It was found that supervised methods perform well when trained with a large amount of labeled data. Li et al, proposed a multi-scale feature fusion Siamese network [
8]. By introducing a multiscale fusion mechanism into the Siamese network, it can effectively use features of different scale images to enhance detection. Additionally, Yu et al, proposed an image change detection method that greatly improves the detection accuracy of image changes by using multi-level feature cross-fusion and three dimensional (3D) convolutional neural networks [
9]. These methods can identify areas of change in images. However, the acquisition of labeled data is costly, especially in high-resolution remote sensing images, where manual annotation is complex and time-consuming.
Relatively, the unsupervised methods do not rely on labeled data for model training. Fang et al, proposed the Siamese nested fully convolutional network for change detection, which achieves high-resolution remote sensing images in setting through a densely connected Siamese network structure [
10]. Subsequently, Jiang et al, developed an unsupervised remote sensing image processing framework by integrating the image generation capabilities of deep convolutional generative adversarial networks with the temporal analysis advantages of waveform neural network [
11]. Although these unsupervised methods reduce the dependence on labeled data, the models struggle to capture complex change patterns and are prone to noise interference due to the lack of supervisory signals, leading to lower detection accuracy and difficulty in meeting the needs of high-precision applications.
The semi-supervised methods, combining advantages of both above, enhance the model's detection capabilities by utilizing the potential information of unlabeled data when labeled data is insufficient. Shuai et al, constructed a superpixel-based multiscale Siamese graph attention network [
12], which demonstrates a potential for superiority. Thereafter, Wang et al, set up a method based on existing vector polygons. They use latest imagery improving detection accuracy [
13]. In recent years, many semi-supervised methods based on consistent regularization have been proposed to facilitate learning from unlabeled data using teacher-student models or generative adversarial networks. For example, Jiang et al proposed a sample expansion interpolation method based on consistency regularization to enhance the generalization ability of remote sensing change detection models by augmenting the influence of unlabeled data [
14]. Although these methods solve the data scarcity problem in change detection to some extent and improve the detection accuracy, the problems of blurred change edges and missed detection of very small targets are still one of the main challenges in current research.

-*-*-

> [Stated exercise]: Continue the passage on change detection methods for remote sensing imagery, picking up after its last sentence.

-*-*-

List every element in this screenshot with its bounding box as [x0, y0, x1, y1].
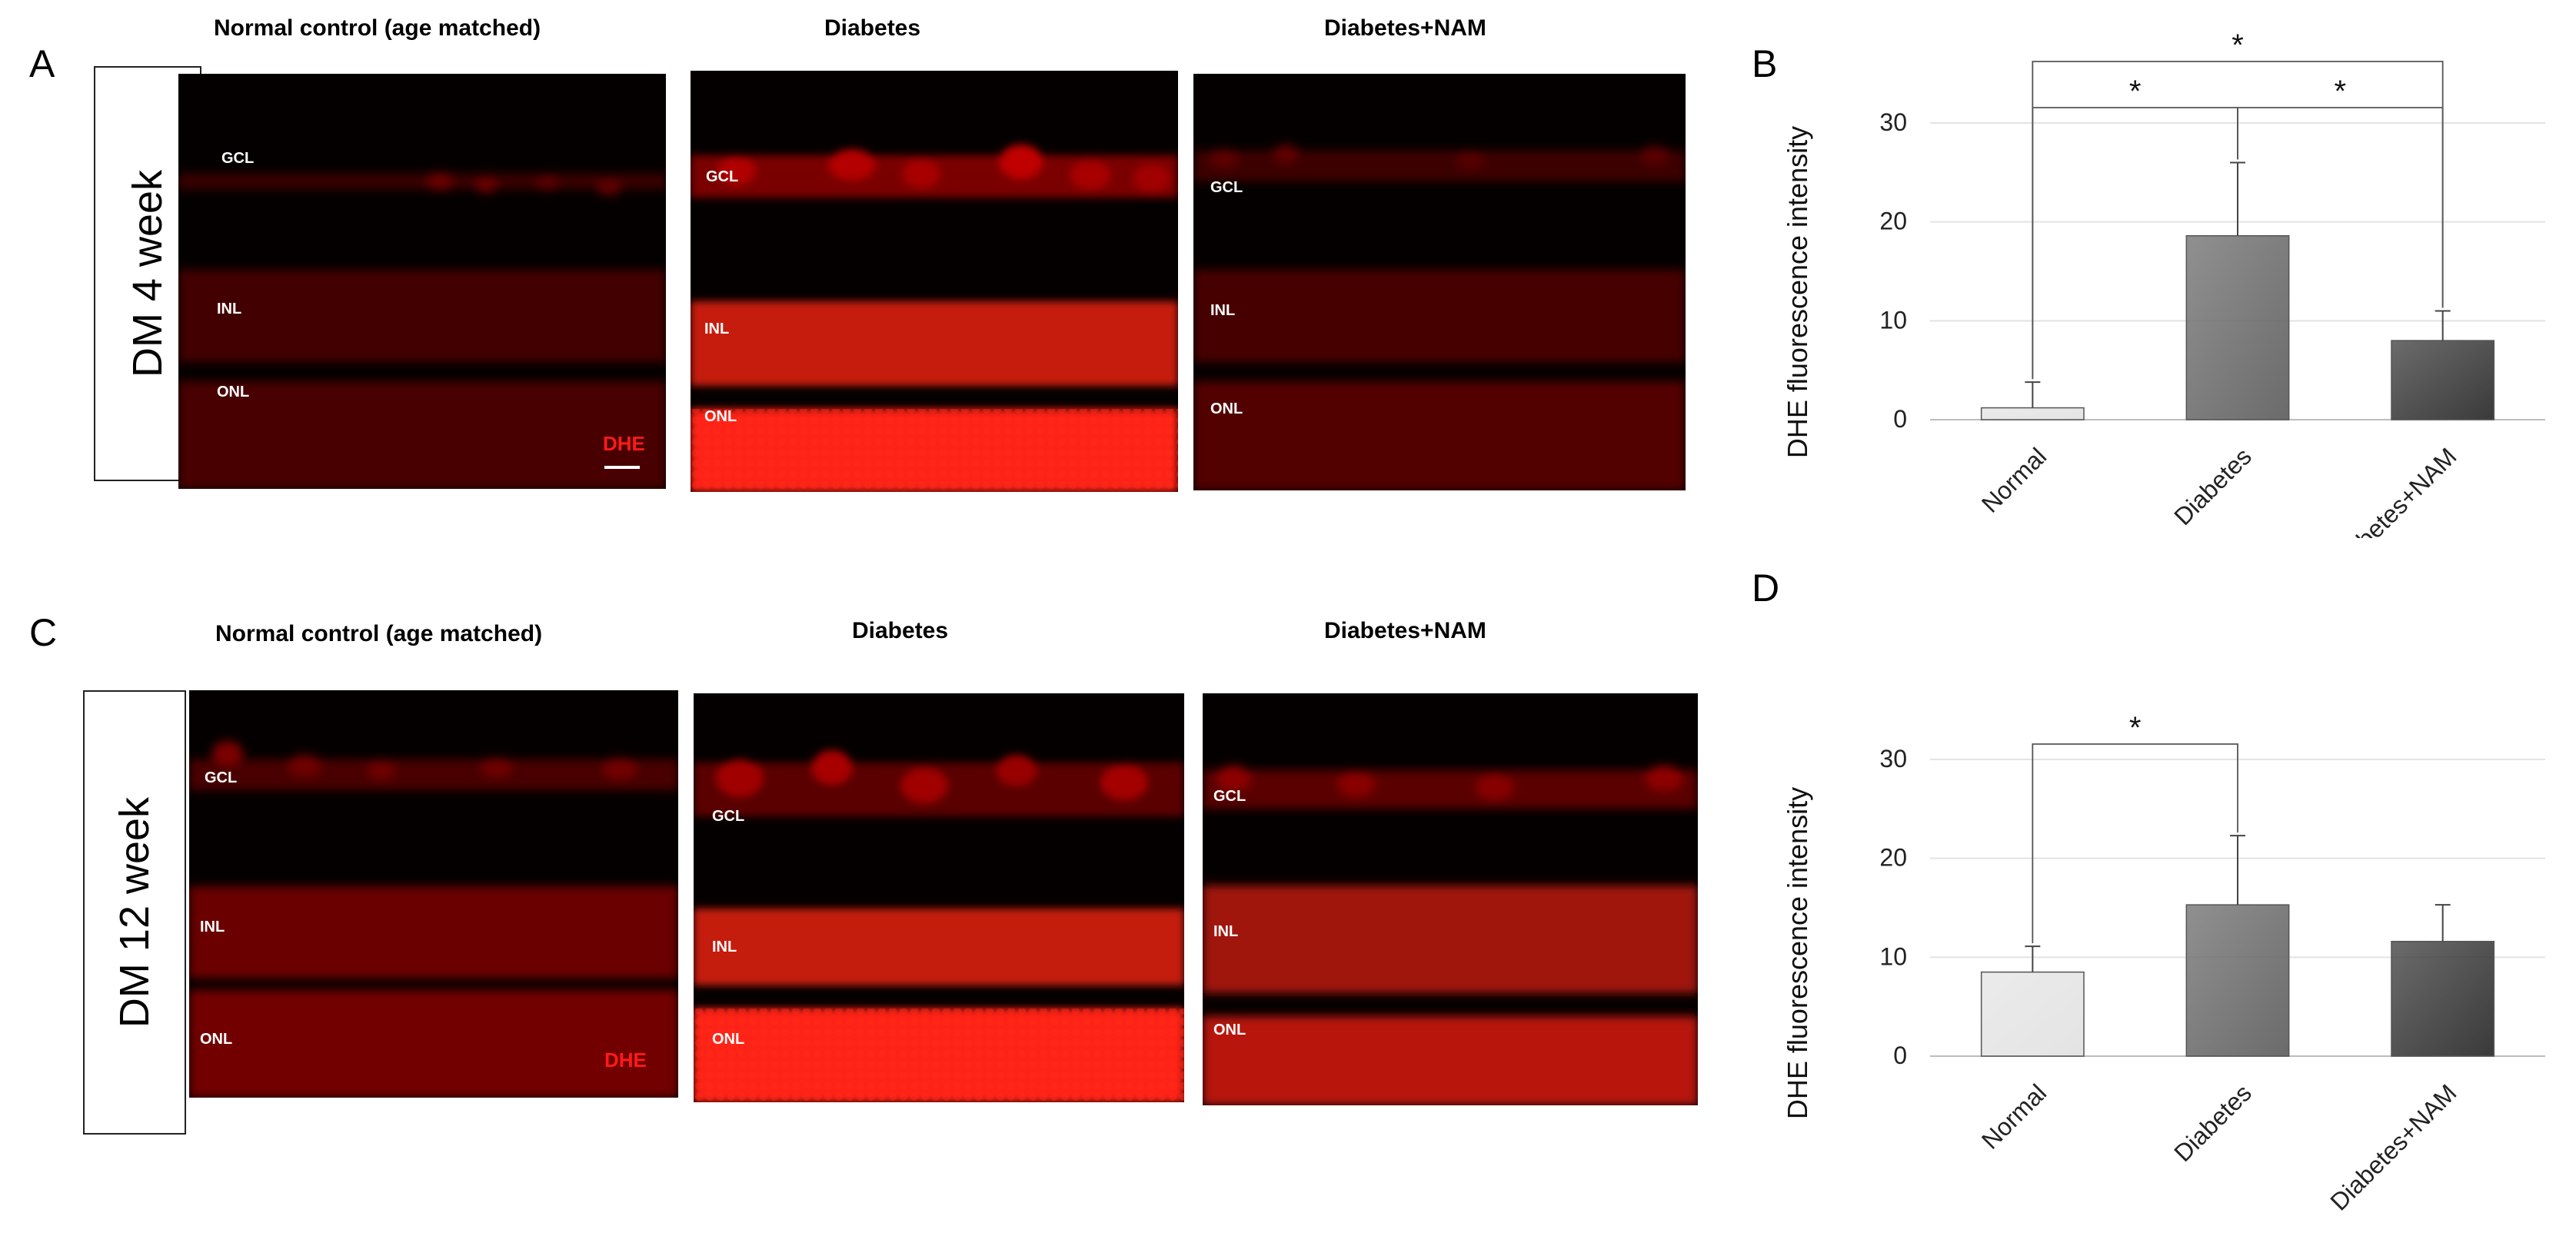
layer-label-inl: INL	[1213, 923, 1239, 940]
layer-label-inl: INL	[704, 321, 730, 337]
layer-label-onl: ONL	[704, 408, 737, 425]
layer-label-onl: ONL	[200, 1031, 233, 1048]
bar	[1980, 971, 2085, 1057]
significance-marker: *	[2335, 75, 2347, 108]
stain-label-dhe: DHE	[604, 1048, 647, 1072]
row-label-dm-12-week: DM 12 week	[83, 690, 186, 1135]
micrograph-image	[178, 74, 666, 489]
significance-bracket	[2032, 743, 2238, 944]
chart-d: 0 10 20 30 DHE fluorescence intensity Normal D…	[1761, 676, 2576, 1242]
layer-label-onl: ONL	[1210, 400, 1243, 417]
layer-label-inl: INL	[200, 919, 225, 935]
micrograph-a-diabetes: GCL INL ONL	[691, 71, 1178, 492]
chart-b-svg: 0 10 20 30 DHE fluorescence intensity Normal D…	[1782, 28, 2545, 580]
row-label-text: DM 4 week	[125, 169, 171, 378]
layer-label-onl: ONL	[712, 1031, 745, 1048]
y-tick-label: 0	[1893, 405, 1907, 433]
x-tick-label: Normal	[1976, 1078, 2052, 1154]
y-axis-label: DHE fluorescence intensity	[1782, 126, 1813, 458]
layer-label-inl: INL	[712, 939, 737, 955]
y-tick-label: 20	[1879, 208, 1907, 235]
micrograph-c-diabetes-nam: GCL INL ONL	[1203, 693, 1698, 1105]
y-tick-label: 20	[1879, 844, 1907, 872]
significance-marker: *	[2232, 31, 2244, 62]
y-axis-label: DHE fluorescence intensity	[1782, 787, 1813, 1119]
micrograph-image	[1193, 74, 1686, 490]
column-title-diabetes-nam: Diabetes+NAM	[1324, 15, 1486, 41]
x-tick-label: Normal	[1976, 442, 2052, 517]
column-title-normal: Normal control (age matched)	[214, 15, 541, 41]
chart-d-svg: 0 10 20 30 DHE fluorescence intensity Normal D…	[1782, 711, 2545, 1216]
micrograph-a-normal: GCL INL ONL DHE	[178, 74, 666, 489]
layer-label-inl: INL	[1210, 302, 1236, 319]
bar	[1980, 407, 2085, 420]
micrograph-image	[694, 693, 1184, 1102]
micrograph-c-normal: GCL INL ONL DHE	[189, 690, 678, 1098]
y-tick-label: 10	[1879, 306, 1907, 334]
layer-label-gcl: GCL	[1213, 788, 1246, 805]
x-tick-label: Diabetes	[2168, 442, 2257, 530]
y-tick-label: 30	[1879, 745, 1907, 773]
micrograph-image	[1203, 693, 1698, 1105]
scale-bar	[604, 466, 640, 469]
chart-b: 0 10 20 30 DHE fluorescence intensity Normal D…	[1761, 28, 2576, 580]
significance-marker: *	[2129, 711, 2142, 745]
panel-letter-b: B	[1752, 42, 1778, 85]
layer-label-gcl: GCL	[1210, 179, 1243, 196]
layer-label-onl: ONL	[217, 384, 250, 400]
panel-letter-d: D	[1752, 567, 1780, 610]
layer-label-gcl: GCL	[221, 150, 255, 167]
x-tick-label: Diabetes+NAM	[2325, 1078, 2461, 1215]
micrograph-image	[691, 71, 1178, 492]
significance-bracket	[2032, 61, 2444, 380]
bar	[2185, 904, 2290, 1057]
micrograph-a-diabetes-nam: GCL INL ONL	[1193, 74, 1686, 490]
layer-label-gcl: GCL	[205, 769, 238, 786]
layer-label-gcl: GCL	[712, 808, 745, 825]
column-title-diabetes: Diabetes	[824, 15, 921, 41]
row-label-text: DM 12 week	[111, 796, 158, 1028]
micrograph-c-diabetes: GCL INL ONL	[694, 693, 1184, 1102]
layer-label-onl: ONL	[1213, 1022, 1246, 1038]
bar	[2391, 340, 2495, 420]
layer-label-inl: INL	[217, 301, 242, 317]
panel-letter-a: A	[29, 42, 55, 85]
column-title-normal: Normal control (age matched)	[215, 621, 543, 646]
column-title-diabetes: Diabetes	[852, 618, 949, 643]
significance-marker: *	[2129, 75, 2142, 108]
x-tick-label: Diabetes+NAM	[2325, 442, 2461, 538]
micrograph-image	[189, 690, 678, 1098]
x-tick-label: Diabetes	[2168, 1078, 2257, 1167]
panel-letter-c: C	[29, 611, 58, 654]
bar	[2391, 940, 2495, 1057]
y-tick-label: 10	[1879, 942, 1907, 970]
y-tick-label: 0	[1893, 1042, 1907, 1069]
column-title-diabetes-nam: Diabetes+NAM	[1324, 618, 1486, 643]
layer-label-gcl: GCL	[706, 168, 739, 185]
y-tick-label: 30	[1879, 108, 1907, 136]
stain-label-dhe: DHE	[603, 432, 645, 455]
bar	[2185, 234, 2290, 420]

-*-*-

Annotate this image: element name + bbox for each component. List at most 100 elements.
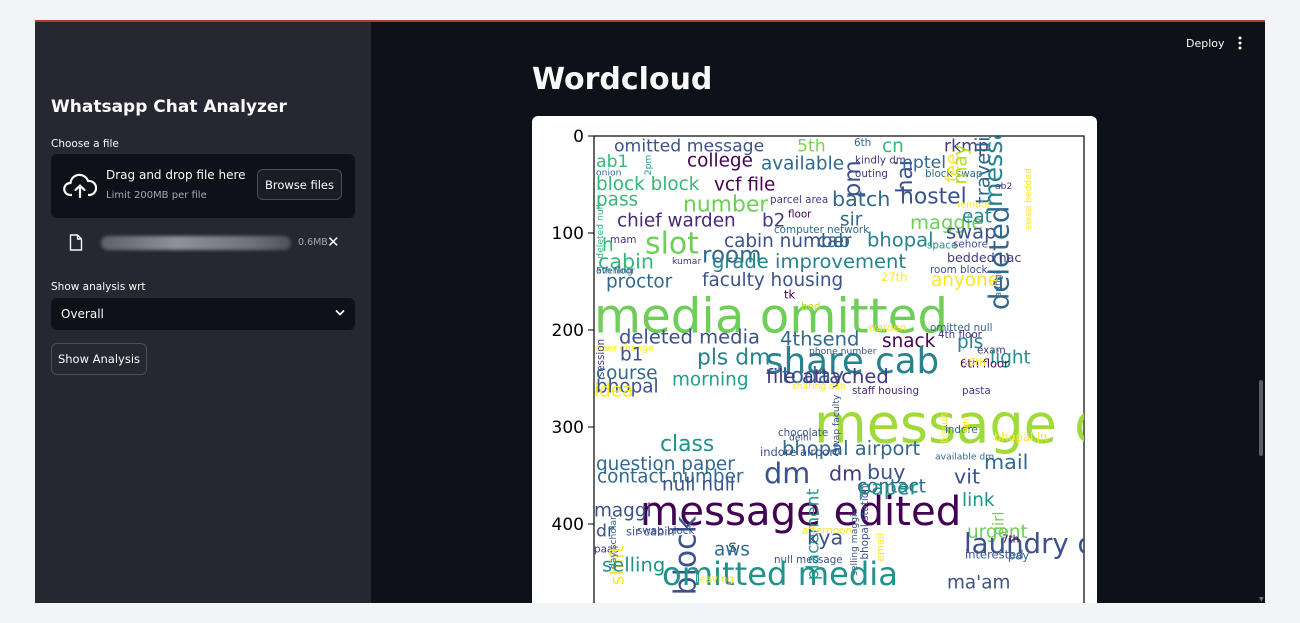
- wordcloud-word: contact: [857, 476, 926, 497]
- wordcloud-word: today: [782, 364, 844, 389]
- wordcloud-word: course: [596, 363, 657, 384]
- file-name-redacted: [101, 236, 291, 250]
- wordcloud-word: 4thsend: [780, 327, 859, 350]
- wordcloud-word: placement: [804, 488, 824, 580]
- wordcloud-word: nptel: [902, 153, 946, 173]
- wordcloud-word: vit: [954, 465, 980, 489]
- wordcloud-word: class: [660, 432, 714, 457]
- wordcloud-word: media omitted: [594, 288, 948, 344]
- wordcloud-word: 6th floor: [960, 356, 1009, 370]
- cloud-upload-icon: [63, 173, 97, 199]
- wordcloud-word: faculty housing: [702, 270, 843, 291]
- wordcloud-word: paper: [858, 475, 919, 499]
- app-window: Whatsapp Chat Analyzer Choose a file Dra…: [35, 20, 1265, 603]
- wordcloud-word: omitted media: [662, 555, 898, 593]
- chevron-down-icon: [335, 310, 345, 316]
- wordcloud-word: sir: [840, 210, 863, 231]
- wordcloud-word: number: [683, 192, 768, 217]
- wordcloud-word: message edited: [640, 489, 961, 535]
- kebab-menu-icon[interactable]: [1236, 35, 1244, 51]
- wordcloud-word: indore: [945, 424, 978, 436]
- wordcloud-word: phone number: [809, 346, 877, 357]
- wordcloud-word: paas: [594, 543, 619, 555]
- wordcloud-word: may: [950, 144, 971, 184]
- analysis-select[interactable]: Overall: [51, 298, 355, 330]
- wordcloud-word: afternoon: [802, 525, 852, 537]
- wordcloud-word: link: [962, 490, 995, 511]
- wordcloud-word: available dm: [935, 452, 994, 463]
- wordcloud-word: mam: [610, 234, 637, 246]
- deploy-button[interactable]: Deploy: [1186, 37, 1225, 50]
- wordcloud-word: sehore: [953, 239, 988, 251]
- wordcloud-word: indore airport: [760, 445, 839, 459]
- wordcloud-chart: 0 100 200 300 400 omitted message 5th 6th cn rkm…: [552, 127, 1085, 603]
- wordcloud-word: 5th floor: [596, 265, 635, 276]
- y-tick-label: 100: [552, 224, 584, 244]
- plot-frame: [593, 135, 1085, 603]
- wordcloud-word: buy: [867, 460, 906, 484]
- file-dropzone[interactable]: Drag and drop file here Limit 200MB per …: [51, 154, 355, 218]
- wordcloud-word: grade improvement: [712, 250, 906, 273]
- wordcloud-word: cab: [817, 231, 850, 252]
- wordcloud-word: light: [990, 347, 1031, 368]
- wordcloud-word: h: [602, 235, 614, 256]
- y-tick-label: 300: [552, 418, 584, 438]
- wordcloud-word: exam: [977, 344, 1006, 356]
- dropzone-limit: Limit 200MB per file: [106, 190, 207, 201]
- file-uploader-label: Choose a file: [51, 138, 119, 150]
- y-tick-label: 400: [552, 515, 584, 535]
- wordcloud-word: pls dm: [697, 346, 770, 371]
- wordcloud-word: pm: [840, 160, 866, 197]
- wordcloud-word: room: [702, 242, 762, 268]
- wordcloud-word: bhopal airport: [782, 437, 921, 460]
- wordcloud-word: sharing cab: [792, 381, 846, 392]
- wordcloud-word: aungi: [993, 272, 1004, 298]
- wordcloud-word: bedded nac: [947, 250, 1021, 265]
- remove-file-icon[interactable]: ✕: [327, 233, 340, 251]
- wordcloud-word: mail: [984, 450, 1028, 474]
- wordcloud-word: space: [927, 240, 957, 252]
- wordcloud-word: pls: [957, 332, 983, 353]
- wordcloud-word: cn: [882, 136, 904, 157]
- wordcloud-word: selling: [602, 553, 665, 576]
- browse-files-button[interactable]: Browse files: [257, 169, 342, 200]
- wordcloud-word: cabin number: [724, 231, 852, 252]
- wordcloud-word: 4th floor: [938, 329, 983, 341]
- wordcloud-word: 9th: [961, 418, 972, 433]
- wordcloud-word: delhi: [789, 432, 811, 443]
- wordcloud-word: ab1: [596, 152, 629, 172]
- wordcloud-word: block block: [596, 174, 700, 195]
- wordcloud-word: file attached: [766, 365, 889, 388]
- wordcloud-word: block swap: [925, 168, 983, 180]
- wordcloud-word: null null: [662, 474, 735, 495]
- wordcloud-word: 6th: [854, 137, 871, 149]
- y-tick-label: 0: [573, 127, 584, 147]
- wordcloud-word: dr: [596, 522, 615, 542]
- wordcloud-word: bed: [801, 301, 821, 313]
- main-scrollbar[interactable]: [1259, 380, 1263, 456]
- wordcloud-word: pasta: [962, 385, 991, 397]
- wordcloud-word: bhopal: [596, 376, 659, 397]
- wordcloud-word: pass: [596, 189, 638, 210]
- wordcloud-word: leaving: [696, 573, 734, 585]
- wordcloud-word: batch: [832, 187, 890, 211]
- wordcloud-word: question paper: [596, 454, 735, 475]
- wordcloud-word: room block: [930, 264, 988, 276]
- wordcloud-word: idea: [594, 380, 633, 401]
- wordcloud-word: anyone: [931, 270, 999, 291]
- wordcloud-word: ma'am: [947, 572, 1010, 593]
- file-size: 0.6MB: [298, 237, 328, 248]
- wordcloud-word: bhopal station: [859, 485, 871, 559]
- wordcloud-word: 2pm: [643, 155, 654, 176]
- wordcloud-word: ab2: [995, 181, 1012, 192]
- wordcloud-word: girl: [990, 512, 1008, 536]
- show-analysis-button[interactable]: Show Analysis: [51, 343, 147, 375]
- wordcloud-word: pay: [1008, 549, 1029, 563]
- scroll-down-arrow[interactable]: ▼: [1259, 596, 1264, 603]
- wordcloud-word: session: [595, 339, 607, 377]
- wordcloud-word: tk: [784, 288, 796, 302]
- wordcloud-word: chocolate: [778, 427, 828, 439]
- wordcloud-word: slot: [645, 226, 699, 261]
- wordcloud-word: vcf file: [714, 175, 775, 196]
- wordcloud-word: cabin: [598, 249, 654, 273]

-*-*-

> [Output for this exercise]:
To address these issues, Yang et al, constructed a multi-scale concatenated graph attention network and demonstrated the potential of using different feature scales for change detection in a semi-supervised environment [
15]. Lv et al, on the other hand, constructed a multi-scale attention network with feature bootstrapping and demonstrated the potential of using different feature scales for land-cover change detection in remote sensing images [
16].
Due to the varying size of change regions, blurred edges, and the scarcity of labeled data in remote sensing images, existing methods struggle to effectively address these challenges simultaneously. This paper aims to improve change detection accuracy by combining semi-supervised methods with multi-scale feature fusion, alleviating the issues of blurred change edges and small target misdetection in situations with limited labeled data. Therefore, this paper proposes a semi-supervised remote sensing image change detection network based on consistent regularization for multi-scale feature fusion and reuse. The network mainly includes two parts: the supervised change module and the teacher-student consistency regularization module for semi-supervised learning. The main contributions of this paper are as follows.
(1) The semi-supervised image change detection network is addressed, which includes a supervised change detection module and a teacher-student consistency regularization module for semi-supervised learning. In the supervised part, the effective fusion and reuse of multi-scale features enhance the recognition ability of change areas, especially in the detection of small targets and edge details. Meanwhile, in the semi-supervised part, consistency regularization is used to strengthen feature learning on unlabeled data, mainly by reducing the prediction differences between different perturbed versions of the same unlabeled sample to enhance the robustness of the model.
(2) In the supervised phase change detection module, a brand-new multi-scale feature fusion global context module (GCM) and feature fusion and reuse module (FFM) have been added to alleviate the problems of unclear change edge detection and the omission of very small target detection. The GCM enhances the detection capability for very small targets by integrating features from different levels; and the FFM improves the localization accuracy of edge change areas and reduces the issue of unclear change edge detection by fusing, refining, and reusing features from different levels.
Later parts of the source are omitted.